* GOAL
Arrange the material from its first line through the line containing "- velocity-xtick-label: 6: [625, 748, 634, 767]" as a Markdown table with the columns Row and Line, numbering each line and leaving out blank ones.

* Box coordinate lists

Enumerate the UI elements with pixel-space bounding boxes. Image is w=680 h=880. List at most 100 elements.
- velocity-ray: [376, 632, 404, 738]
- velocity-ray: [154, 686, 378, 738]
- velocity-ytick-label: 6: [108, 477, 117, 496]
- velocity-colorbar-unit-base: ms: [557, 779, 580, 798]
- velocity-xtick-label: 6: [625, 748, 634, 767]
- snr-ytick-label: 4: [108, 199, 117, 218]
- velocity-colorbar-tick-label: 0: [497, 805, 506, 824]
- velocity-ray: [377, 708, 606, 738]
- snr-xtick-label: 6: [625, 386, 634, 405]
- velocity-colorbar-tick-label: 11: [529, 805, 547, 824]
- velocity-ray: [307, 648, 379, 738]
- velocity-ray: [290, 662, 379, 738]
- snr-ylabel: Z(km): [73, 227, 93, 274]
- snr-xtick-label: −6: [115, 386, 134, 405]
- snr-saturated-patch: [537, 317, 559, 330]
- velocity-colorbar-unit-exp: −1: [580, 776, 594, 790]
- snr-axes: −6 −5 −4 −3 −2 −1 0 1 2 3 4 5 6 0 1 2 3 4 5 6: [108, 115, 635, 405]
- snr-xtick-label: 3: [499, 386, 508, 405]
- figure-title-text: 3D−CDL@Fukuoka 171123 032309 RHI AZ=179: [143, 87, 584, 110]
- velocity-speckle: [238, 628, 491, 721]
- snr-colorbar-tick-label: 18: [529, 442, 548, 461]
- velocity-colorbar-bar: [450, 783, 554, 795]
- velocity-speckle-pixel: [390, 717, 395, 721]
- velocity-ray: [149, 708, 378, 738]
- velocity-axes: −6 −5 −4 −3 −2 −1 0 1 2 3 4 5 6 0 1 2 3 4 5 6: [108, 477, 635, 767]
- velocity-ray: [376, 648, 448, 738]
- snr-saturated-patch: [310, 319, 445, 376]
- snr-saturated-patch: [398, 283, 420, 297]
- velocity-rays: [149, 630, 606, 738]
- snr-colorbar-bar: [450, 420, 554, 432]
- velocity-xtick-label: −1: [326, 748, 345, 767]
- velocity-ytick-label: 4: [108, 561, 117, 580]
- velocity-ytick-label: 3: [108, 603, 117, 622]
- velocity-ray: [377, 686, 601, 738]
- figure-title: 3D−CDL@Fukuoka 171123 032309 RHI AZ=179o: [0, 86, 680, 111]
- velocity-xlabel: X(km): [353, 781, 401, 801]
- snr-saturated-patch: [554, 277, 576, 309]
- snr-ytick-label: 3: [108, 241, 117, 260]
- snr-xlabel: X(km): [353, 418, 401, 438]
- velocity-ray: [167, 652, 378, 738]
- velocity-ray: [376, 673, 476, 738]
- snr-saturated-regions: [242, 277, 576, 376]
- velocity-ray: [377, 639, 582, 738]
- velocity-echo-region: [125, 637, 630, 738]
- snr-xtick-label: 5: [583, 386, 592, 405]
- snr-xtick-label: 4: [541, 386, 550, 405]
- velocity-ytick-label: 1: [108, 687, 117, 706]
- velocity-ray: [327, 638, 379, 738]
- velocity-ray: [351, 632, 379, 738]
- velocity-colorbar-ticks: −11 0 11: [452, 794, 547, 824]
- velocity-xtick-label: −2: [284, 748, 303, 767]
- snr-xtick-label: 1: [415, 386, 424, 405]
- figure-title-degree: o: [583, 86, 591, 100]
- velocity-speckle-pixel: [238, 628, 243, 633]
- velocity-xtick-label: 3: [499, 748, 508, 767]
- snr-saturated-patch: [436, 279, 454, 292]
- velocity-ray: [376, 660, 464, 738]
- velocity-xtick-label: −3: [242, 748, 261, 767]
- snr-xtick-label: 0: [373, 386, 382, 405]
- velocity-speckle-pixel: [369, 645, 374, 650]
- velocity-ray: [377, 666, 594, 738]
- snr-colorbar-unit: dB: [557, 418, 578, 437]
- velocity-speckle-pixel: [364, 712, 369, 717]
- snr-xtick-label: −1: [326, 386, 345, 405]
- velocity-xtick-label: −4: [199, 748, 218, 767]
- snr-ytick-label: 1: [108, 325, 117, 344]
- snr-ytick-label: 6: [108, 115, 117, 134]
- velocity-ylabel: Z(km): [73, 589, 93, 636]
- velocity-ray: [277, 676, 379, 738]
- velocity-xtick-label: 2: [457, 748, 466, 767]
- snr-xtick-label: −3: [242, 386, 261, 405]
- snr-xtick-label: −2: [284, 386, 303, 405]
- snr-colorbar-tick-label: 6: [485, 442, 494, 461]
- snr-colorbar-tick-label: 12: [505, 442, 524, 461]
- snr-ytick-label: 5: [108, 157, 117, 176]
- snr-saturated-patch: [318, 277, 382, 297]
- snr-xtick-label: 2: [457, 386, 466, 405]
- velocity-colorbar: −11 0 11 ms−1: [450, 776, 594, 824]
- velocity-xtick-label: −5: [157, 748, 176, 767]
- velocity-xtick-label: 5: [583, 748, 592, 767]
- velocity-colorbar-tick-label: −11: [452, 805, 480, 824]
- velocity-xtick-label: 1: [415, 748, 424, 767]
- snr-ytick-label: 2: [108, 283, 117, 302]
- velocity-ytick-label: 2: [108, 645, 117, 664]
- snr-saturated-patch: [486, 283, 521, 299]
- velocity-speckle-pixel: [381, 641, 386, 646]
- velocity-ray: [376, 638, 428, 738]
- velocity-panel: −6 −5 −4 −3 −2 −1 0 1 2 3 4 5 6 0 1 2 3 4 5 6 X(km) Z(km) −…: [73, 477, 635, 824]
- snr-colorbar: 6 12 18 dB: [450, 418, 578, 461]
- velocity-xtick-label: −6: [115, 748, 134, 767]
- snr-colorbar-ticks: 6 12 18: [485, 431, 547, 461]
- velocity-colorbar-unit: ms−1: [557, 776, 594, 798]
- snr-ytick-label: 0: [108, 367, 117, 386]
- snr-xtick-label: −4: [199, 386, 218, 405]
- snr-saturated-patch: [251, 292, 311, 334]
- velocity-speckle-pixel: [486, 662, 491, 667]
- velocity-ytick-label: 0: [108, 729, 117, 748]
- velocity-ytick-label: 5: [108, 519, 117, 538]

* WORKED ANSWER
| Row | Line |
|---|---|
| 1 | Enumerate the UI elements with pixel-space bounding boxes. Image is w=680 h=880. List at most 100 elements. |
| 2 | - velocity-ray: [376, 632, 404, 738] |
| 3 | - velocity-ray: [154, 686, 378, 738] |
| 4 | - velocity-ytick-label: 6: [108, 477, 117, 496] |
| 5 | - velocity-colorbar-unit-base: ms: [557, 779, 580, 798] |
| 6 | - velocity-xtick-label: 6: [625, 748, 634, 767] |